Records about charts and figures
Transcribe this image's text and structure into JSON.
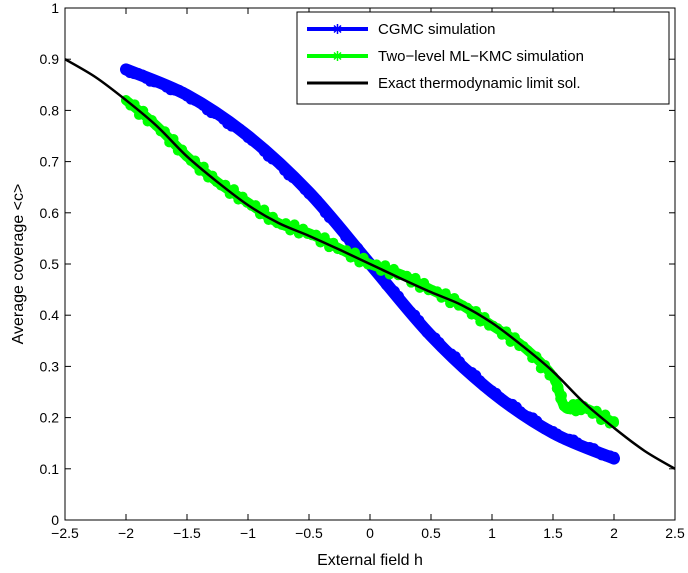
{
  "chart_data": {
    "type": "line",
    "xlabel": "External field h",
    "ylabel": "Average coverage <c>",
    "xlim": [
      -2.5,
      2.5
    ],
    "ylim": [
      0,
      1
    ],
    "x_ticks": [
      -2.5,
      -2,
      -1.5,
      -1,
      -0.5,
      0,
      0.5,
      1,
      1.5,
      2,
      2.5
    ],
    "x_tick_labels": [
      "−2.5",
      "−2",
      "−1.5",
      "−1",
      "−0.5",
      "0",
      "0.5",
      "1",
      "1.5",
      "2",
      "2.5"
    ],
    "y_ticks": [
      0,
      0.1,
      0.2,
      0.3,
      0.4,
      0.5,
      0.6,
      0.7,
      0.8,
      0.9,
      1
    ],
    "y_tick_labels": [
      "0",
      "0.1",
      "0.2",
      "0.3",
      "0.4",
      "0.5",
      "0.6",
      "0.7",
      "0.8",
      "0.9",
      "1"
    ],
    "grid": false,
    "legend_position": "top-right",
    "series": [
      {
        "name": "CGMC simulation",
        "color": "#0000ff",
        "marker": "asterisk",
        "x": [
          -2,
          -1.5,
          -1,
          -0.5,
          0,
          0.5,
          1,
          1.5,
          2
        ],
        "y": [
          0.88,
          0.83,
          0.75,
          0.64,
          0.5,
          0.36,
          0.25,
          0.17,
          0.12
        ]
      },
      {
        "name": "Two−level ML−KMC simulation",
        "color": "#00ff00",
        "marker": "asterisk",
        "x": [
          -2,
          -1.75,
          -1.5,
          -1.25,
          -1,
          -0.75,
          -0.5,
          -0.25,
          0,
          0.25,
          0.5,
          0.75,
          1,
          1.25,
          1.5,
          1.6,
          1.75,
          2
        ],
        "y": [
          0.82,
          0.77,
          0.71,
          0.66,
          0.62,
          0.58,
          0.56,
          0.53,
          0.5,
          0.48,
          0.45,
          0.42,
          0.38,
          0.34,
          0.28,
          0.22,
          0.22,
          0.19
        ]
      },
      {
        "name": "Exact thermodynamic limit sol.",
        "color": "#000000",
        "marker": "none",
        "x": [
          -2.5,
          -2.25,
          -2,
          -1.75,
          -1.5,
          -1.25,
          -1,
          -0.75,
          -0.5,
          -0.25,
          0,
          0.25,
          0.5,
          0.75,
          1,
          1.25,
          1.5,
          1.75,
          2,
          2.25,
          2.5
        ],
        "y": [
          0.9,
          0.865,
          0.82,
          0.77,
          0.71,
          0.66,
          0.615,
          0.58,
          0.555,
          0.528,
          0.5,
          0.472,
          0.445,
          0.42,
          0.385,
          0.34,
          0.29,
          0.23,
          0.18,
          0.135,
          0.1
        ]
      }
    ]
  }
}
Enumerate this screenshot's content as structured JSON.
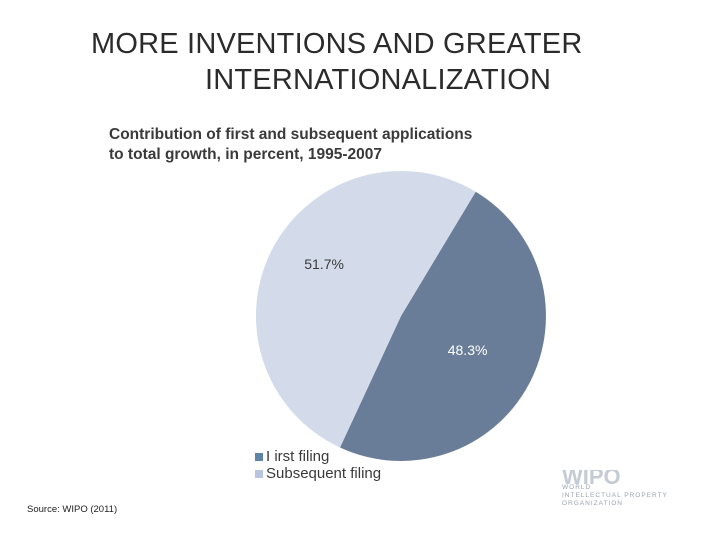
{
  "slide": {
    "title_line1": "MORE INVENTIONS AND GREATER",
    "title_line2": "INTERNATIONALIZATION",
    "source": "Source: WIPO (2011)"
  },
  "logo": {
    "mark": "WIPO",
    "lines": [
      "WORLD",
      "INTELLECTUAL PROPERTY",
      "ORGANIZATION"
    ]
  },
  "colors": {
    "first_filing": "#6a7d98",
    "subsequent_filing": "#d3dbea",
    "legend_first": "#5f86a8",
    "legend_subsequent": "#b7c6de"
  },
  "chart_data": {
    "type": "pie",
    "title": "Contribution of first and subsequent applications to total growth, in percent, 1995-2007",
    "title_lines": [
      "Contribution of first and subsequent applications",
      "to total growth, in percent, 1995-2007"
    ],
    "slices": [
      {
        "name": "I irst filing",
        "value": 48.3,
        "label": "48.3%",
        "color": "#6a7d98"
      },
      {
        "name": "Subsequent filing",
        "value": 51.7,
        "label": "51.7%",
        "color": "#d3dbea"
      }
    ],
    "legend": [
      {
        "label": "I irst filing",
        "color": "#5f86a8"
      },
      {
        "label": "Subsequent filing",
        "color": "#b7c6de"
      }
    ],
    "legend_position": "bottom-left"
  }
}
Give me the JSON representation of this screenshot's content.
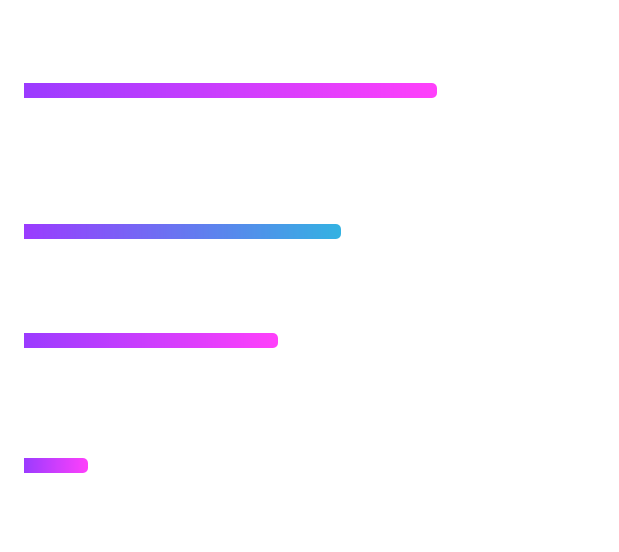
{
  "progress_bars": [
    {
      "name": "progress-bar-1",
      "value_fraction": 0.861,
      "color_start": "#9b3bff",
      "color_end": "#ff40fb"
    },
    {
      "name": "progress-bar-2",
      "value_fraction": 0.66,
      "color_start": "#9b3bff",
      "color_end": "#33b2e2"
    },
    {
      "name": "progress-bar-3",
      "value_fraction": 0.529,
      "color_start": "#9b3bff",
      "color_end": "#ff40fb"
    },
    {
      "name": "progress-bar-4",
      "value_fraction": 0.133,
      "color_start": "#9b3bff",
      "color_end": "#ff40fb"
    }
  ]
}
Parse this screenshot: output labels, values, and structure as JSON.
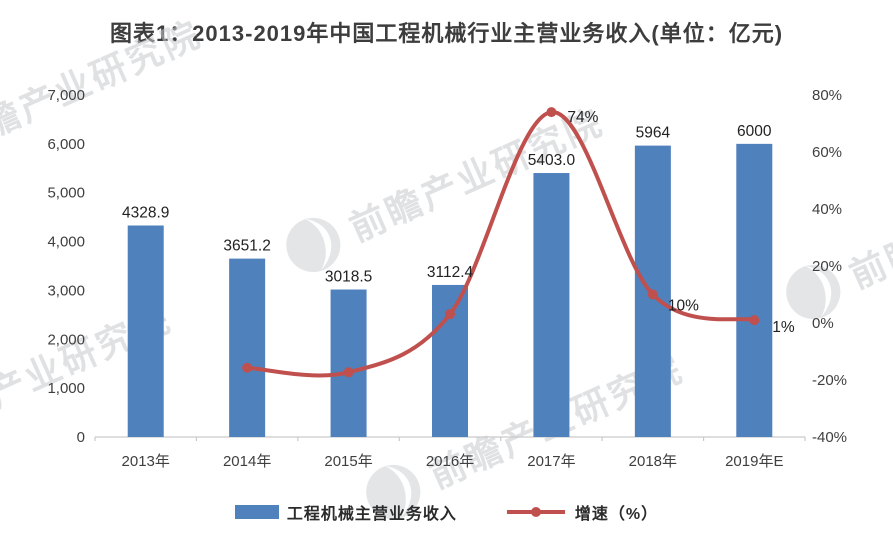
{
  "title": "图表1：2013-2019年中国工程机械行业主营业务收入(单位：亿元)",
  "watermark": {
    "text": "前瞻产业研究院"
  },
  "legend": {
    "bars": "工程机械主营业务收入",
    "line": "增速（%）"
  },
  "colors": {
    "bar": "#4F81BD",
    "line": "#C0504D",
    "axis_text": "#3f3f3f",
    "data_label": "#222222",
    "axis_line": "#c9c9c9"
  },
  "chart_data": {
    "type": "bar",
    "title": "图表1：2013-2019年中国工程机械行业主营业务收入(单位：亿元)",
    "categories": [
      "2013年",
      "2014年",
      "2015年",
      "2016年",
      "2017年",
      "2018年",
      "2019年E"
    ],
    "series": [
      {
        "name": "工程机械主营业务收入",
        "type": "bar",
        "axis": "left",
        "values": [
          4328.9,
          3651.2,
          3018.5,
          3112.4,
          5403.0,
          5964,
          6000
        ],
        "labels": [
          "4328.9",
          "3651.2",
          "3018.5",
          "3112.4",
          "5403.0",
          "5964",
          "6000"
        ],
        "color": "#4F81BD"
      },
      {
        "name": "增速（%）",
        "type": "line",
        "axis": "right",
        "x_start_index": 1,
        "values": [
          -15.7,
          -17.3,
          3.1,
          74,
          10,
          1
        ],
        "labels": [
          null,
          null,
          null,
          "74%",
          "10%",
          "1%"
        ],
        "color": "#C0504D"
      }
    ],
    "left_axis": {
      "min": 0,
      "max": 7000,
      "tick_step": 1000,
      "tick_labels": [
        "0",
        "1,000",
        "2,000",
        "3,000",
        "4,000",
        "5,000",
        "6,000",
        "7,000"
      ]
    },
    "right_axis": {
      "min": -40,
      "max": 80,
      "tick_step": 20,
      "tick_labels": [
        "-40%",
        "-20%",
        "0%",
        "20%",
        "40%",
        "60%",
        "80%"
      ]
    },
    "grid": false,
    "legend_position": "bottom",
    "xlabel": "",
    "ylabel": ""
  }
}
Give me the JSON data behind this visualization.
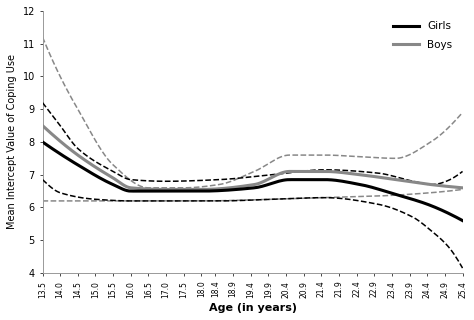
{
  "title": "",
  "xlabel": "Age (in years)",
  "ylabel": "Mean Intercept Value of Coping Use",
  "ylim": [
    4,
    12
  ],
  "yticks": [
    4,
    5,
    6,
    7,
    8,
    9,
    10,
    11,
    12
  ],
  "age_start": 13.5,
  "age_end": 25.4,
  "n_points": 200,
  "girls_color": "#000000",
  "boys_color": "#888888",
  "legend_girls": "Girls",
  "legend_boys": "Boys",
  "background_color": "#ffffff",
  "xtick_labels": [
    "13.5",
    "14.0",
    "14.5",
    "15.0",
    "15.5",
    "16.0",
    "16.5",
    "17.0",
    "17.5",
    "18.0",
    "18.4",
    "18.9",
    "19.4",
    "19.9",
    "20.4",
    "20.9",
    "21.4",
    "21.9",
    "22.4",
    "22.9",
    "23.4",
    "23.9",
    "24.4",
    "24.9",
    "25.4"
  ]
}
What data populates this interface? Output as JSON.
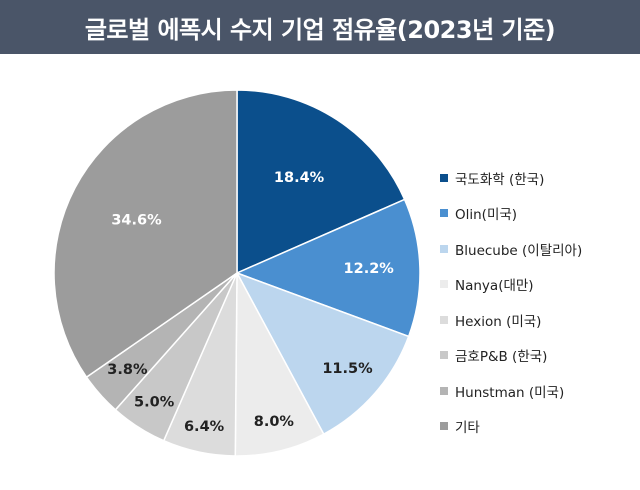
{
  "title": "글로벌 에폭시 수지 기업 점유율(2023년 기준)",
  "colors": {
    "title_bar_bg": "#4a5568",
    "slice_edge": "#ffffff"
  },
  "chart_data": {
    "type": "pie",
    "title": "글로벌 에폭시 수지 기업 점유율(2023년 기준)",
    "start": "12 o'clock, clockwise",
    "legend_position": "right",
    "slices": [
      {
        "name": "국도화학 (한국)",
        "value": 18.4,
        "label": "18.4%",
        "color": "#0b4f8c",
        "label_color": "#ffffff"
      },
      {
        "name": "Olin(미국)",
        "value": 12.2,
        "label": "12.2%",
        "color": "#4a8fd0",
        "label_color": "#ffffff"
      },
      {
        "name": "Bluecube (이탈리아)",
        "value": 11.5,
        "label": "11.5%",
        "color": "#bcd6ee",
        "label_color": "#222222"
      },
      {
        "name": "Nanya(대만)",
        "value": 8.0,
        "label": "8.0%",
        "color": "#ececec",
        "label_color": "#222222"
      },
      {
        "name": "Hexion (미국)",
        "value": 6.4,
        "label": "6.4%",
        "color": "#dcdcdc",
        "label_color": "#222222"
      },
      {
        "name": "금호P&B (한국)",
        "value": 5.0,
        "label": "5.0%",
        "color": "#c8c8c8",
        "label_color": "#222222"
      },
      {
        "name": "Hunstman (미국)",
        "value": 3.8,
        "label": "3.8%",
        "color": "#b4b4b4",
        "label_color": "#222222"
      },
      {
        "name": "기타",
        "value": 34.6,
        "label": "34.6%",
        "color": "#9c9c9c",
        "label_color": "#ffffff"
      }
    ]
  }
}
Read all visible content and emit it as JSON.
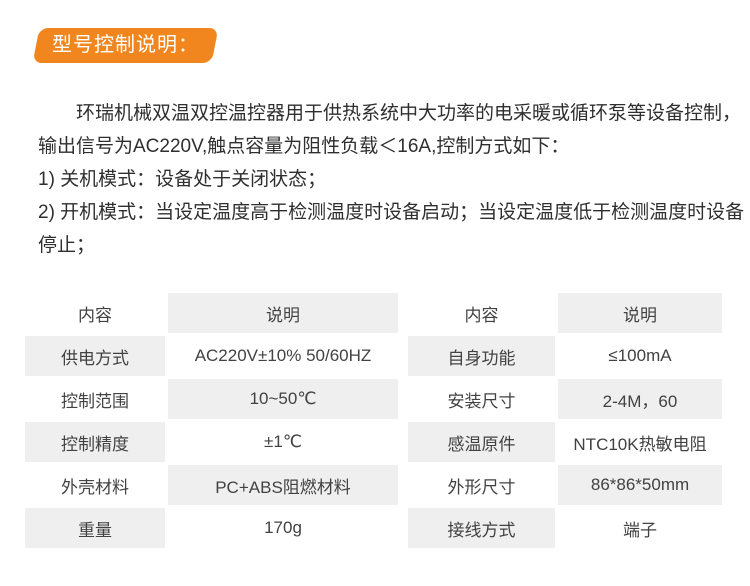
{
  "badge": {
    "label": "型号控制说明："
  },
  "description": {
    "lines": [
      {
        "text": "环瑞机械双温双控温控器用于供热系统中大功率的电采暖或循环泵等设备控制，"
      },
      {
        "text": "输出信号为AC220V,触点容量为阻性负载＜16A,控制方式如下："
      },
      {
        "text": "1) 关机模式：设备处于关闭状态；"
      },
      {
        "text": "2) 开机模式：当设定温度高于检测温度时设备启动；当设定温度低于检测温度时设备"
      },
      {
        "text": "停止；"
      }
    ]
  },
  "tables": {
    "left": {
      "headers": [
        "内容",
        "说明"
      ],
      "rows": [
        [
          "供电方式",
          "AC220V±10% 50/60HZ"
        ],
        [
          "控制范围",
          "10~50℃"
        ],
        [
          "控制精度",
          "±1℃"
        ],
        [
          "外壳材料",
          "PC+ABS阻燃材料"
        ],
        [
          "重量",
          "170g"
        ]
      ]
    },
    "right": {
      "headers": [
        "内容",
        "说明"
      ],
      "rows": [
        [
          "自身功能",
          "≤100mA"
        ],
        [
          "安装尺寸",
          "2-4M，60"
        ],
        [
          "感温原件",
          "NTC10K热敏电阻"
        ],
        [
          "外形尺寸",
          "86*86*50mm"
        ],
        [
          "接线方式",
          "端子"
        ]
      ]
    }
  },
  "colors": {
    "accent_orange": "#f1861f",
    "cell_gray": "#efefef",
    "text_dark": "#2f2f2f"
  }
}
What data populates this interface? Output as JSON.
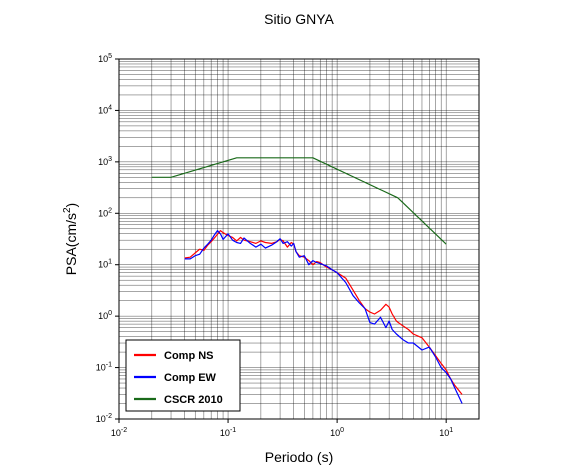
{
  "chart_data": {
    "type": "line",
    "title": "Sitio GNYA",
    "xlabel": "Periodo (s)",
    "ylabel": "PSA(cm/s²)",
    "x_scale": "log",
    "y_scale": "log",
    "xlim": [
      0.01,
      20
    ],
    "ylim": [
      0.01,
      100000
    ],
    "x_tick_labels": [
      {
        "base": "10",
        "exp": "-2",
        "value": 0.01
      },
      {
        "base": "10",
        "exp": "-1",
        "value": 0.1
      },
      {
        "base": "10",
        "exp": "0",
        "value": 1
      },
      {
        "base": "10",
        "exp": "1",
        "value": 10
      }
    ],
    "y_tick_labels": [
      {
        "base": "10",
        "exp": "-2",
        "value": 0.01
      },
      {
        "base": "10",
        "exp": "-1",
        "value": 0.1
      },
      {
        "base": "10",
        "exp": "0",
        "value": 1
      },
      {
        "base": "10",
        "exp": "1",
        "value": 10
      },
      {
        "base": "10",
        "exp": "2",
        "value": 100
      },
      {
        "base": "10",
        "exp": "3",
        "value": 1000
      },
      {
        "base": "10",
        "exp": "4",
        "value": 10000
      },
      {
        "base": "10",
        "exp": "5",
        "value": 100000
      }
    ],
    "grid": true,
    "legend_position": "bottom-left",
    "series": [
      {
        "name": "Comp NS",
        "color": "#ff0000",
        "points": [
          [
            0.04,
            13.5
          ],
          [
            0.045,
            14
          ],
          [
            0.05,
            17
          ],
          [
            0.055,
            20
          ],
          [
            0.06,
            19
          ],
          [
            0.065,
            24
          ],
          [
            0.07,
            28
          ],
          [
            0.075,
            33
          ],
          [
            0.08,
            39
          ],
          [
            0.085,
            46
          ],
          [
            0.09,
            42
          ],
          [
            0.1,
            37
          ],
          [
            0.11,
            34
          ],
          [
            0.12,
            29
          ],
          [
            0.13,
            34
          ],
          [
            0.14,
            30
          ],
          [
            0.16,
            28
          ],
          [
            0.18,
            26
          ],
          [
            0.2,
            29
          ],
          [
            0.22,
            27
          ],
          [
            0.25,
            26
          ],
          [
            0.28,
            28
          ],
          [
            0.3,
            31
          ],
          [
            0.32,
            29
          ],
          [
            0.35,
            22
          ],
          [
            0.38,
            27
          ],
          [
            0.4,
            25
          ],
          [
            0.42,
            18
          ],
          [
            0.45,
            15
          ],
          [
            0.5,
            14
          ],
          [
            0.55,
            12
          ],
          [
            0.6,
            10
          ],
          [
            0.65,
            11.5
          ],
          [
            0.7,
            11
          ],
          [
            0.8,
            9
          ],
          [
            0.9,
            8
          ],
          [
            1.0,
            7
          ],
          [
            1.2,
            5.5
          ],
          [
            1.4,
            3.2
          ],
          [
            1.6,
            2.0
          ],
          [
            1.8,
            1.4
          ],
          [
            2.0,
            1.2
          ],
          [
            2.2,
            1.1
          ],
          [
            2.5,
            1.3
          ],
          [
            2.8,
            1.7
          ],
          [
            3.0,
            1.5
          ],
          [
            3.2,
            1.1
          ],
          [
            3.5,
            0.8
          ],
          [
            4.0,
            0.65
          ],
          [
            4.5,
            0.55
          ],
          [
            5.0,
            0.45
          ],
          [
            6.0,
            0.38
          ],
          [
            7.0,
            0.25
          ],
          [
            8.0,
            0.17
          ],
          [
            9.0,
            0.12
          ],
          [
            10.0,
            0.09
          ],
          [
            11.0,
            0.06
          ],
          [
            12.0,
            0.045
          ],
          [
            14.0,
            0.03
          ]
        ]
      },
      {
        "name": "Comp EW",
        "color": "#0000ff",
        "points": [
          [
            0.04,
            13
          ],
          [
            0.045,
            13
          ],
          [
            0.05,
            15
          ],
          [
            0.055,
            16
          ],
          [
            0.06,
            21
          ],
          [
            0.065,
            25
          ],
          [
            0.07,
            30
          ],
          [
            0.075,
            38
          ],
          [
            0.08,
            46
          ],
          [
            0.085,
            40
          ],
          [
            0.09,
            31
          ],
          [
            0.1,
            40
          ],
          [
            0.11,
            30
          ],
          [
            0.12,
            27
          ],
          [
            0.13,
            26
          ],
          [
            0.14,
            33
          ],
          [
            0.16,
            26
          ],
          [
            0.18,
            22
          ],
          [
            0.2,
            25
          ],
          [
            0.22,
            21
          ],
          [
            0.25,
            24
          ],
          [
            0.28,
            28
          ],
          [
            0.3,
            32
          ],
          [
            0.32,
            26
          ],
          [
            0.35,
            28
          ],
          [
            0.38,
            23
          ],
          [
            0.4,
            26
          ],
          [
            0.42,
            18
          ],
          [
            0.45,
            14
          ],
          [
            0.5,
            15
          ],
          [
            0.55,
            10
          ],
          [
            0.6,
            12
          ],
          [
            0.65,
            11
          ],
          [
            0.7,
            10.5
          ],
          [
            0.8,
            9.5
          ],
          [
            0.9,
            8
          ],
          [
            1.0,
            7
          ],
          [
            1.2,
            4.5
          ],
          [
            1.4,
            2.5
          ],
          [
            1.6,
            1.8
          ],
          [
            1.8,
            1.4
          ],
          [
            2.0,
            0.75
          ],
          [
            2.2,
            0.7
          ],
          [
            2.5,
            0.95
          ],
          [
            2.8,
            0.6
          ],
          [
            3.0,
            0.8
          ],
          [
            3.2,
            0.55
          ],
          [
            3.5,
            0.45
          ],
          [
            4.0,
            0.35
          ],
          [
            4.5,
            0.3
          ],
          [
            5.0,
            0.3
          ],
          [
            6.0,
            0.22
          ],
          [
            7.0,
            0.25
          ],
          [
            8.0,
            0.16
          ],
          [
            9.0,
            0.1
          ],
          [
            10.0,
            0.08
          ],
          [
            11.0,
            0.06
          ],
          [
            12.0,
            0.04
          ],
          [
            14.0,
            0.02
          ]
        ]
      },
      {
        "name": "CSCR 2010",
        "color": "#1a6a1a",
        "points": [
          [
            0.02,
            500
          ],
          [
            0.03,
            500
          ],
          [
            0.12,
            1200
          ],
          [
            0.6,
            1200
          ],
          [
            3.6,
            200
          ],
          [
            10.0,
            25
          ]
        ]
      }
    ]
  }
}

Written problem :: Find the word "screenshot" and list each line it appears in.

Full answer ::
Enumerate this screenshot's content as structured JSON.
Give me the JSON representation of this screenshot's content.
Parse this screenshot: output labels, values, and structure as JSON.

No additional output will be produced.